Problem description: Write the data out again, exactly as given.

[Stored entries]
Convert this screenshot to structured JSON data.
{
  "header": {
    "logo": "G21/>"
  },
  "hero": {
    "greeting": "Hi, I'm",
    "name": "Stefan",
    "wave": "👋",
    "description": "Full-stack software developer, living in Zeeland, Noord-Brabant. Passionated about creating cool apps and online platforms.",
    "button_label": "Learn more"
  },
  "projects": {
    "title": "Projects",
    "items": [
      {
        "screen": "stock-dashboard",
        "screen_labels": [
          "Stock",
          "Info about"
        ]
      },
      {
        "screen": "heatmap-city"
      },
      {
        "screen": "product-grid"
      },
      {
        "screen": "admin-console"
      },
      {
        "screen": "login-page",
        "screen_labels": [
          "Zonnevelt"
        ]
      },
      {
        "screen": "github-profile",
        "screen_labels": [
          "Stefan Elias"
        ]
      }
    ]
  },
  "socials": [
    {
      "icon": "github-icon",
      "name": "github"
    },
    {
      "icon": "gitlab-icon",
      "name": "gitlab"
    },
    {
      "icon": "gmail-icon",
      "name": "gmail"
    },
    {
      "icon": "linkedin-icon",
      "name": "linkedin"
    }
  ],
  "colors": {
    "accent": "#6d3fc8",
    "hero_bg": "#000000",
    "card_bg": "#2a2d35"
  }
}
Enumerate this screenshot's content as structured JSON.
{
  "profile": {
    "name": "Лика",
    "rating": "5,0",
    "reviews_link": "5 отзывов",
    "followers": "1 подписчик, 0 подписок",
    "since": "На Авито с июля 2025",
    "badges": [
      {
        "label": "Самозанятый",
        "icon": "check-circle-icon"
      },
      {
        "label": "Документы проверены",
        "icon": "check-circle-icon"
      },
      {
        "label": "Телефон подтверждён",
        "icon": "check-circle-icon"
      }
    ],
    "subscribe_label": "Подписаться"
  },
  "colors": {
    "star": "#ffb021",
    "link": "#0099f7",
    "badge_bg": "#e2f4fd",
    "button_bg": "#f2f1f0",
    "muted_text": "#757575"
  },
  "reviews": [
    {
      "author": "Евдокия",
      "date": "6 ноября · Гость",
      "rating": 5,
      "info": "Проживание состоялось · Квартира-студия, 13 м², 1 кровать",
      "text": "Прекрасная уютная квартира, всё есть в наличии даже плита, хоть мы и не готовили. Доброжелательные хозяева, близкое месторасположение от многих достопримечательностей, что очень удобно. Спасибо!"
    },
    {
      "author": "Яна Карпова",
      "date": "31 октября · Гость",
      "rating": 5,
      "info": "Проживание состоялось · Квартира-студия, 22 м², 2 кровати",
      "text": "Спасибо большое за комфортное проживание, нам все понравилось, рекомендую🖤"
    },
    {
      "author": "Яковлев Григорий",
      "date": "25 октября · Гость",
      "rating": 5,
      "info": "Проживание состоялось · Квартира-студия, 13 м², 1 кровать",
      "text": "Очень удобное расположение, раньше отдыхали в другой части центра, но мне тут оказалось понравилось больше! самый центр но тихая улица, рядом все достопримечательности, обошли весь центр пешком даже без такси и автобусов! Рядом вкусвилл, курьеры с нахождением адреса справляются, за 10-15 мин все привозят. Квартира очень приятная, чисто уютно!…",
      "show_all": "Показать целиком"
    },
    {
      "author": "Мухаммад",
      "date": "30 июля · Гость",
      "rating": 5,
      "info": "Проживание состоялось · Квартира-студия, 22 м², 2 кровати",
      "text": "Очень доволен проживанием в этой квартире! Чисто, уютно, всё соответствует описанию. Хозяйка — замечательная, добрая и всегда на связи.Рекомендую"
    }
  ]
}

Written answer:
Convert this screenshot to structured JSON data.
{
  "header": {
    "logo": "G21/>"
  },
  "hero": {
    "greeting": "Hi, I'm",
    "name": "Stefan",
    "wave": "👋",
    "description": "Full-stack software developer, living in Zeeland, Noord-Brabant. Passionated about creating cool apps and online platforms.",
    "button_label": "Learn more"
  },
  "projects": {
    "title": "Projects",
    "items": [
      {
        "screen": "stock-dashboard",
        "screen_labels": [
          "Stock",
          "Info about"
        ]
      },
      {
        "screen": "heatmap-city"
      },
      {
        "screen": "product-grid"
      },
      {
        "screen": "admin-console"
      },
      {
        "screen": "login-page",
        "screen_labels": [
          "Zonnevelt"
        ]
      },
      {
        "screen": "github-profile",
        "screen_labels": [
          "Stefan Elias"
        ]
      }
    ]
  },
  "socials": [
    {
      "icon": "github-icon",
      "name": "github"
    },
    {
      "icon": "gitlab-icon",
      "name": "gitlab"
    },
    {
      "icon": "gmail-icon",
      "name": "gmail"
    },
    {
      "icon": "linkedin-icon",
      "name": "linkedin"
    }
  ],
  "colors": {
    "accent": "#6d3fc8",
    "hero_bg": "#000000",
    "card_bg": "#2a2d35"
  }
}
Enumerate this screenshot's content as structured JSON.
{
  "profile": {
    "name": "Лика",
    "rating": "5,0",
    "reviews_link": "5 отзывов",
    "followers": "1 подписчик, 0 подписок",
    "since": "На Авито с июля 2025",
    "badges": [
      {
        "label": "Самозанятый",
        "icon": "check-circle-icon"
      },
      {
        "label": "Документы проверены",
        "icon": "check-circle-icon"
      },
      {
        "label": "Телефон подтверждён",
        "icon": "check-circle-icon"
      }
    ],
    "subscribe_label": "Подписаться"
  },
  "colors": {
    "star": "#ffb021",
    "link": "#0099f7",
    "badge_bg": "#e2f4fd",
    "button_bg": "#f2f1f0",
    "muted_text": "#757575"
  },
  "reviews": [
    {
      "author": "Евдокия",
      "date": "6 ноября · Гость",
      "rating": 5,
      "info": "Проживание состоялось · Квартира-студия, 13 м², 1 кровать",
      "text": "Прекрасная уютная квартира, всё есть в наличии даже плита, хоть мы и не готовили. Доброжелательные хозяева, близкое месторасположение от многих достопримечательностей, что очень удобно. Спасибо!"
    },
    {
      "author": "Яна Карпова",
      "date": "31 октября · Гость",
      "rating": 5,
      "info": "Проживание состоялось · Квартира-студия, 22 м², 2 кровати",
      "text": "Спасибо большое за комфортное проживание, нам все понравилось, рекомендую🖤"
    },
    {
      "author": "Яковлев Григорий",
      "date": "25 октября · Гость",
      "rating": 5,
      "info": "Проживание состоялось · Квартира-студия, 13 м², 1 кровать",
      "text": "Очень удобное расположение, раньше отдыхали в другой части центра, но мне тут оказалось понравилось больше! самый центр но тихая улица, рядом все достопримечательности, обошли весь центр пешком даже без такси и автобусов! Рядом вкусвилл, курьеры с нахождением адреса справляются, за 10-15 мин все привозят. Квартира очень приятная, чисто уютно!…",
      "show_all": "Показать целиком"
    },
    {
      "author": "Мухаммад",
      "date": "30 июля · Гость",
      "rating": 5,
      "info": "Проживание состоялось · Квартира-студия, 22 м², 2 кровати",
      "text": "Очень доволен проживанием в этой квартире! Чисто, уютно, всё соответствует описанию. Хозяйка — замечательная, добрая и всегда на связи.Рекомендую"
    }
  ]
}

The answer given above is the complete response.